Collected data
────

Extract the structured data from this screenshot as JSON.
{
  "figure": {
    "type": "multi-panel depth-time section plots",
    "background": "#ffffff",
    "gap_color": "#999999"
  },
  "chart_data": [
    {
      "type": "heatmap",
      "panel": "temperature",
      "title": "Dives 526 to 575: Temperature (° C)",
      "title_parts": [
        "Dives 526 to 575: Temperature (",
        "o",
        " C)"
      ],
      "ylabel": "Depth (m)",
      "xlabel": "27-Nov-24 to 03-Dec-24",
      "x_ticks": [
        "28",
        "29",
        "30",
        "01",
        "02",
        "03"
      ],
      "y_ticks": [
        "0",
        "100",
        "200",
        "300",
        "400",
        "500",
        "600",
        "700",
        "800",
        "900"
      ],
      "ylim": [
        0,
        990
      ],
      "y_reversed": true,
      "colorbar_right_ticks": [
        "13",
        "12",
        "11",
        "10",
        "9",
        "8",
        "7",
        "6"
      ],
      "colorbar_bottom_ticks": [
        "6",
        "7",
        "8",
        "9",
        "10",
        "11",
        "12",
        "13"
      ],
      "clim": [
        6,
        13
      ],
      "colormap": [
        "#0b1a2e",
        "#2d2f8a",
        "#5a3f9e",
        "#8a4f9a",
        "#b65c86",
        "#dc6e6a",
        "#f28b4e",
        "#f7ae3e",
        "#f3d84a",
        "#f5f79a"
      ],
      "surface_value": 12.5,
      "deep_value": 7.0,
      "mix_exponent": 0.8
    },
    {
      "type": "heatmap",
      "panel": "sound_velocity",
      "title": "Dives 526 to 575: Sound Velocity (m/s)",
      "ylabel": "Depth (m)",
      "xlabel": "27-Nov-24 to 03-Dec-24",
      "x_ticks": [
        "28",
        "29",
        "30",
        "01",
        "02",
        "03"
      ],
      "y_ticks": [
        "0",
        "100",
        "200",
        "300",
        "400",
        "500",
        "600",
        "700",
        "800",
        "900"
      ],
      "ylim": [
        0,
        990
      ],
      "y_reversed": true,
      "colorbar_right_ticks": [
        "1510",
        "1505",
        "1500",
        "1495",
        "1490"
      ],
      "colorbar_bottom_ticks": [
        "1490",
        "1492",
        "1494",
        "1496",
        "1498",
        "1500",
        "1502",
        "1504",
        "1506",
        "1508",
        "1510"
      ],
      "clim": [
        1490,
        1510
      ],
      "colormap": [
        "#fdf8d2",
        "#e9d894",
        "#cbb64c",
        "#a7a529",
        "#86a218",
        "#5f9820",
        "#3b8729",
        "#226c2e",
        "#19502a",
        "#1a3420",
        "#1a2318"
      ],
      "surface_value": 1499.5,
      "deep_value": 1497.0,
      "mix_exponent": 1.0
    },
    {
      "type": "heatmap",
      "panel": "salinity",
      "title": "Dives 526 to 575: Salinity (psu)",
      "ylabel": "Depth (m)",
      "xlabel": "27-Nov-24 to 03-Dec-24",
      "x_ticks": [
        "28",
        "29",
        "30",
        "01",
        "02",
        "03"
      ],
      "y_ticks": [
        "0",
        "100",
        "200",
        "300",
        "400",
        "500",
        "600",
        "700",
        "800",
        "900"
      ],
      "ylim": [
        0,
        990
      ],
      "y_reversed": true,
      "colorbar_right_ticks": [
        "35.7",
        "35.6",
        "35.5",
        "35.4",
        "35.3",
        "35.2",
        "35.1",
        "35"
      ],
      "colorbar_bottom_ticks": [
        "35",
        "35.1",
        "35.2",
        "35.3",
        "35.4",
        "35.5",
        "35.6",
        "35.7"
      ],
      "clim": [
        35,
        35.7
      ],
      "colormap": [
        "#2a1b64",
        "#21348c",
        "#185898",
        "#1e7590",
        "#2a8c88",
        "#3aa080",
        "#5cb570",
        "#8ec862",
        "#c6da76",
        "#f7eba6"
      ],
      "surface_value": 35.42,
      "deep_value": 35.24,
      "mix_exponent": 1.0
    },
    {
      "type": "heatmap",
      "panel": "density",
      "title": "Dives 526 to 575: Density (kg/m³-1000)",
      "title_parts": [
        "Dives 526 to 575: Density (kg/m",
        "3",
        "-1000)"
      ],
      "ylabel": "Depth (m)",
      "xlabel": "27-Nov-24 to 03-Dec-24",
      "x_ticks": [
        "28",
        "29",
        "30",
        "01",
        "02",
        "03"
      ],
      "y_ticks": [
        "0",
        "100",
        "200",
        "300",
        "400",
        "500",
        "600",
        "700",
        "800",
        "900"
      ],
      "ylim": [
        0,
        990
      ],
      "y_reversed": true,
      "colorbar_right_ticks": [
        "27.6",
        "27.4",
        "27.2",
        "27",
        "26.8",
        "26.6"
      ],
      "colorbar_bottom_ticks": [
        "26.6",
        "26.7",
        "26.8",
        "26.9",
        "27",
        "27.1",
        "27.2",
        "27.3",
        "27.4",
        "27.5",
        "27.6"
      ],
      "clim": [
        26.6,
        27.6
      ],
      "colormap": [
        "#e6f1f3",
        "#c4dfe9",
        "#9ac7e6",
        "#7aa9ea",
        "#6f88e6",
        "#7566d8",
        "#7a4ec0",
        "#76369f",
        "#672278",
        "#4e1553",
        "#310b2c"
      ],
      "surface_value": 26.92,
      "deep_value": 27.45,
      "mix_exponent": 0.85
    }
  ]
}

────

• _Task directions_: Retype the records in full. Keep every line identical to the original.

• _Answer to the task_:
Extract the structured data from this screenshot as JSON.
{
  "figure": {
    "type": "multi-panel depth-time section plots",
    "background": "#ffffff",
    "gap_color": "#999999"
  },
  "chart_data": [
    {
      "type": "heatmap",
      "panel": "temperature",
      "title": "Dives 526 to 575: Temperature (° C)",
      "title_parts": [
        "Dives 526 to 575: Temperature (",
        "o",
        " C)"
      ],
      "ylabel": "Depth (m)",
      "xlabel": "27-Nov-24 to 03-Dec-24",
      "x_ticks": [
        "28",
        "29",
        "30",
        "01",
        "02",
        "03"
      ],
      "y_ticks": [
        "0",
        "100",
        "200",
        "300",
        "400",
        "500",
        "600",
        "700",
        "800",
        "900"
      ],
      "ylim": [
        0,
        990
      ],
      "y_reversed": true,
      "colorbar_right_ticks": [
        "13",
        "12",
        "11",
        "10",
        "9",
        "8",
        "7",
        "6"
      ],
      "colorbar_bottom_ticks": [
        "6",
        "7",
        "8",
        "9",
        "10",
        "11",
        "12",
        "13"
      ],
      "clim": [
        6,
        13
      ],
      "colormap": [
        "#0b1a2e",
        "#2d2f8a",
        "#5a3f9e",
        "#8a4f9a",
        "#b65c86",
        "#dc6e6a",
        "#f28b4e",
        "#f7ae3e",
        "#f3d84a",
        "#f5f79a"
      ],
      "surface_value": 12.5,
      "deep_value": 7.0,
      "mix_exponent": 0.8
    },
    {
      "type": "heatmap",
      "panel": "sound_velocity",
      "title": "Dives 526 to 575: Sound Velocity (m/s)",
      "ylabel": "Depth (m)",
      "xlabel": "27-Nov-24 to 03-Dec-24",
      "x_ticks": [
        "28",
        "29",
        "30",
        "01",
        "02",
        "03"
      ],
      "y_ticks": [
        "0",
        "100",
        "200",
        "300",
        "400",
        "500",
        "600",
        "700",
        "800",
        "900"
      ],
      "ylim": [
        0,
        990
      ],
      "y_reversed": true,
      "colorbar_right_ticks": [
        "1510",
        "1505",
        "1500",
        "1495",
        "1490"
      ],
      "colorbar_bottom_ticks": [
        "1490",
        "1492",
        "1494",
        "1496",
        "1498",
        "1500",
        "1502",
        "1504",
        "1506",
        "1508",
        "1510"
      ],
      "clim": [
        1490,
        1510
      ],
      "colormap": [
        "#fdf8d2",
        "#e9d894",
        "#cbb64c",
        "#a7a529",
        "#86a218",
        "#5f9820",
        "#3b8729",
        "#226c2e",
        "#19502a",
        "#1a3420",
        "#1a2318"
      ],
      "surface_value": 1499.5,
      "deep_value": 1497.0,
      "mix_exponent": 1.0
    },
    {
      "type": "heatmap",
      "panel": "salinity",
      "title": "Dives 526 to 575: Salinity (psu)",
      "ylabel": "Depth (m)",
      "xlabel": "27-Nov-24 to 03-Dec-24",
      "x_ticks": [
        "28",
        "29",
        "30",
        "01",
        "02",
        "03"
      ],
      "y_ticks": [
        "0",
        "100",
        "200",
        "300",
        "400",
        "500",
        "600",
        "700",
        "800",
        "900"
      ],
      "ylim": [
        0,
        990
      ],
      "y_reversed": true,
      "colorbar_right_ticks": [
        "35.7",
        "35.6",
        "35.5",
        "35.4",
        "35.3",
        "35.2",
        "35.1",
        "35"
      ],
      "colorbar_bottom_ticks": [
        "35",
        "35.1",
        "35.2",
        "35.3",
        "35.4",
        "35.5",
        "35.6",
        "35.7"
      ],
      "clim": [
        35,
        35.7
      ],
      "colormap": [
        "#2a1b64",
        "#21348c",
        "#185898",
        "#1e7590",
        "#2a8c88",
        "#3aa080",
        "#5cb570",
        "#8ec862",
        "#c6da76",
        "#f7eba6"
      ],
      "surface_value": 35.42,
      "deep_value": 35.24,
      "mix_exponent": 1.0
    },
    {
      "type": "heatmap",
      "panel": "density",
      "title": "Dives 526 to 575: Density (kg/m³-1000)",
      "title_parts": [
        "Dives 526 to 575: Density (kg/m",
        "3",
        "-1000)"
      ],
      "ylabel": "Depth (m)",
      "xlabel": "27-Nov-24 to 03-Dec-24",
      "x_ticks": [
        "28",
        "29",
        "30",
        "01",
        "02",
        "03"
      ],
      "y_ticks": [
        "0",
        "100",
        "200",
        "300",
        "400",
        "500",
        "600",
        "700",
        "800",
        "900"
      ],
      "ylim": [
        0,
        990
      ],
      "y_reversed": true,
      "colorbar_right_ticks": [
        "27.6",
        "27.4",
        "27.2",
        "27",
        "26.8",
        "26.6"
      ],
      "colorbar_bottom_ticks": [
        "26.6",
        "26.7",
        "26.8",
        "26.9",
        "27",
        "27.1",
        "27.2",
        "27.3",
        "27.4",
        "27.5",
        "27.6"
      ],
      "clim": [
        26.6,
        27.6
      ],
      "colormap": [
        "#e6f1f3",
        "#c4dfe9",
        "#9ac7e6",
        "#7aa9ea",
        "#6f88e6",
        "#7566d8",
        "#7a4ec0",
        "#76369f",
        "#672278",
        "#4e1553",
        "#310b2c"
      ],
      "surface_value": 26.92,
      "deep_value": 27.45,
      "mix_exponent": 0.85
    }
  ]
}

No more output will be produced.